● **Passage to read**:
════════════════════

On February 7, 1497, the citizens of Florence witnessed, and participated in, an abominable event that was, ever after, regretted. At the instigation of the firebrand monk Savonarola, a huge mound of priceless books and manuscripts was assembled in the Piazza della Signoria, the municipal square, and thereupon set ablaze. The victims of this vandalism were the perceived “vanities” that had corrupted the purity of Christian faith: the texts of pagan antiquity to the poems of Petrarch, the sonnets of Boccaccio to the essays of Pico della Mirandola—in short, those ideas and concepts that had initiated the blossoming of Renaissance humanism. The artist Hans Holbein the Younger was born that same year—1497—in Augsburg. Here is the kind of paradox that history provides so generously: one of the era’s greatest humanist spirits was born just as humanism was being castigated in Florence. It was a tipping point as the new century was about to begin, ushering in events that transformed Europe forever. By far the most important of these occurred in 1517 when the former Augustinian friar Martin Luther sallied forth clutching hammer and nails to post his Ninety-five Theses to the doors of Wittenberg’s All Saints’ Church. Whereas the proto-reformer Savonarola perished at the stake for his sermons, Luther went on to fulfill the epic religious and social transformation for which his predecessor had preached and died in Florence.

Hans Holbein the Younger, A Member of the Wedigh Family, 1533, Oil on panel, Staatliche Museen zu Berlin, Gemäldegalerie. Photo: Jörg P. Anders/Art Resource, NY.

════════════════════

● **Requirement**: Print the passage above on the Florence bonfire of 1497 and Hans Holbein the Younger again, word for word and in full.

● **Entries**:
════════════════════

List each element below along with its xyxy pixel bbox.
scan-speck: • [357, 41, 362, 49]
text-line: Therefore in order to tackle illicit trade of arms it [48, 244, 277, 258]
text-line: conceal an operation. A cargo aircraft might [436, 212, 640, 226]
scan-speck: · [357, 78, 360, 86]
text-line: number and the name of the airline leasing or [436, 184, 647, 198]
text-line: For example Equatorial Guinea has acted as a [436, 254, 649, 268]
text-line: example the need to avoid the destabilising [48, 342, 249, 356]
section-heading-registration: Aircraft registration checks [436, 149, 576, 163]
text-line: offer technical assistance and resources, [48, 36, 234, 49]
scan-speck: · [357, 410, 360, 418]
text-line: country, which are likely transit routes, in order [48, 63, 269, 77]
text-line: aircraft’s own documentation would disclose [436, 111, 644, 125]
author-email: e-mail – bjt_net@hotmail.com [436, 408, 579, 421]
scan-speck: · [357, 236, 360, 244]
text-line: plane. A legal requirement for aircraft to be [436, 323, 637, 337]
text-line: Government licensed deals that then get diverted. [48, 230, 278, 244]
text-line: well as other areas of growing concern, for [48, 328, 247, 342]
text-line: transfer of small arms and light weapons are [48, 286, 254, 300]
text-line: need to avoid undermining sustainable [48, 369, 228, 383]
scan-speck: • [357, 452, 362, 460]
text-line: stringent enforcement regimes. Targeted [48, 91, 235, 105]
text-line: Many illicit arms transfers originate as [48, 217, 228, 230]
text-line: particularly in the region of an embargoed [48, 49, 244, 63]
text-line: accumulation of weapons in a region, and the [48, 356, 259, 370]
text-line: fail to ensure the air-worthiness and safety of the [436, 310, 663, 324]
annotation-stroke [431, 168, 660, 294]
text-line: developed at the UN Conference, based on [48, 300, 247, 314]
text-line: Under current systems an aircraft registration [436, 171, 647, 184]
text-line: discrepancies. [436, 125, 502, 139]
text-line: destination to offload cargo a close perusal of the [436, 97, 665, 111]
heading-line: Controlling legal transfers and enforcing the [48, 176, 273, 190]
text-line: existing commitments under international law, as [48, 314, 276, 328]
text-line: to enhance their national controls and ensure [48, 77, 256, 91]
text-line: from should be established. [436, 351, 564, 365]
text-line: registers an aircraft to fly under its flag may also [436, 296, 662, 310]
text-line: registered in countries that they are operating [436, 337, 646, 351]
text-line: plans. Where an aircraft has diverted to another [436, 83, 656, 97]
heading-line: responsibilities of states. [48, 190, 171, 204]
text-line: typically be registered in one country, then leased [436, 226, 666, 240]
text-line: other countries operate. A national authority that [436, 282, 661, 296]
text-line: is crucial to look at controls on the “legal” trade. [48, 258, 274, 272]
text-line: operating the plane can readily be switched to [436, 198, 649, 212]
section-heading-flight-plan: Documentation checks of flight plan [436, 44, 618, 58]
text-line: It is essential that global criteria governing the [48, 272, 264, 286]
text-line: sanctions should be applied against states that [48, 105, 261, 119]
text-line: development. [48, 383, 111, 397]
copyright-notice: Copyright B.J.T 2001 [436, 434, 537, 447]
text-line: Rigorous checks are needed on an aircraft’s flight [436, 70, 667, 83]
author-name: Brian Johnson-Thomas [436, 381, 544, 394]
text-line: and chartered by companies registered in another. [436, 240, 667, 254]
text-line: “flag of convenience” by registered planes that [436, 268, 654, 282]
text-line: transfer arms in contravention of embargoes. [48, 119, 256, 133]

════════════════════

● **Right answer**:
On February 7, 1497, the citizens of Florence witnessed, and participated in, an abominable event that was, ever after, regretted. At the instigation of the firebrand monk Savonarola, a huge mound of priceless books and manuscripts was assembled in the Piazza della Signoria, the municipal square, and thereupon set ablaze. The victims of this vandalism were the perceived “vanities” that had corrupted the purity of Christian faith: the texts of pagan antiquity to the poems of Petrarch, the sonnets of Boccaccio to the essays of Pico della Mirandola—in short, those ideas and concepts that had initiated the blossoming of Renaissance humanism. The artist Hans Holbein the Younger was born that same year—1497—in Augsburg. Here is the kind of paradox that history provides so generously: one of the era’s greatest humanist spirits was born just as humanism was being castigated in Florence. It was a tipping point as the new century was about to begin, ushering in events that transformed Europe forever. By far the most important of these occurred in 1517 when the former Augustinian friar Martin Luther sallied forth clutching hammer and nails to post his Ninety-five Theses to the doors of Wittenberg’s All Saints’ Church. Whereas the proto-reformer Savonarola perished at the stake for his sermons, Luther went on to fulfill the epic religious and social transformation for which his predecessor had preached and died in Florence.

Hans Holbein the Younger, A Member of the Wedigh Family, 1533, Oil on panel, Staatliche Museen zu Berlin, Gemäldegalerie. Photo: Jörg P. Anders/Art Resource, NY.